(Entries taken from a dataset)
::::::

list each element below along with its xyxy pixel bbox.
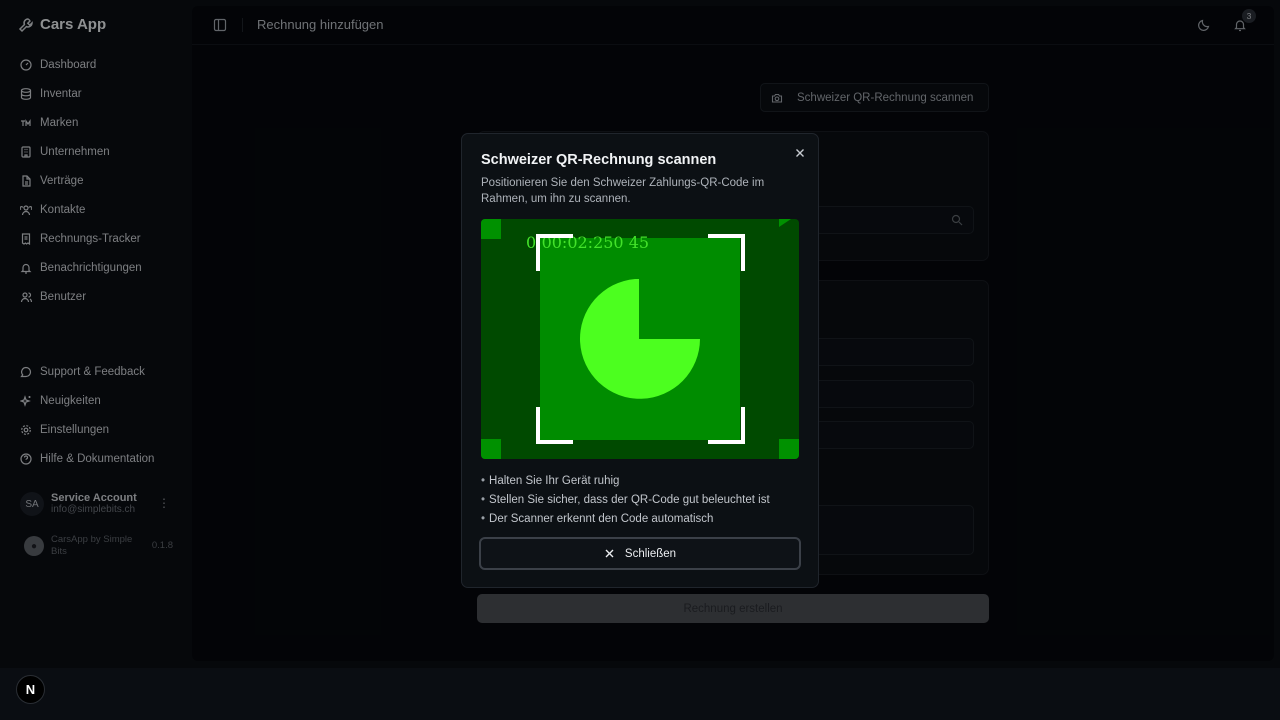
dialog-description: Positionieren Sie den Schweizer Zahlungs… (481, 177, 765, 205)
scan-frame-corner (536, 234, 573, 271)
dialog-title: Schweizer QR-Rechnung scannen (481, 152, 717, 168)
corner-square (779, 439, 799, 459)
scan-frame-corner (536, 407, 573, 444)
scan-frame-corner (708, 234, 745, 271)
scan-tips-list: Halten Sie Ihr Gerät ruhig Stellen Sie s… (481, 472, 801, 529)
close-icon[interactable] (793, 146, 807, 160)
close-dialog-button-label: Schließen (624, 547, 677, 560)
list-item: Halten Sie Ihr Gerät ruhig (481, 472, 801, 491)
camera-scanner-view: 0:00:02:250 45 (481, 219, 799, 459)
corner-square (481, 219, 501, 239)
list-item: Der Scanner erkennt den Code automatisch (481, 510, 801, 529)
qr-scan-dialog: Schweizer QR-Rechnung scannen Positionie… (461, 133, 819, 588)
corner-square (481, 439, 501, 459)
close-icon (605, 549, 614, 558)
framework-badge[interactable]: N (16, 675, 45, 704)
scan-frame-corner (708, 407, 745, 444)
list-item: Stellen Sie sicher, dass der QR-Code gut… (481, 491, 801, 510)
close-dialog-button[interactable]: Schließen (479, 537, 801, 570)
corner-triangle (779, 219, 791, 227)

::::::

▸ **THE REQUEST**: Copy the stretch of the records from the line containing "dialog-description: Positionieren Sie" through the line containing "close-dialog-button-label: Schließen (624, 547, 677, 560)", reproducing every line character for character.

▸ **EXERCISE OUTPUT**:
dialog-description: Positionieren Sie den Schweizer Zahlungs… (481, 177, 765, 205)
scan-frame-corner (536, 234, 573, 271)
dialog-title: Schweizer QR-Rechnung scannen (481, 152, 717, 168)
corner-square (779, 439, 799, 459)
scan-frame-corner (536, 407, 573, 444)
scan-frame-corner (708, 234, 745, 271)
scan-tips-list: Halten Sie Ihr Gerät ruhig Stellen Sie s… (481, 472, 801, 529)
close-icon[interactable] (793, 146, 807, 160)
close-dialog-button-label: Schließen (624, 547, 677, 560)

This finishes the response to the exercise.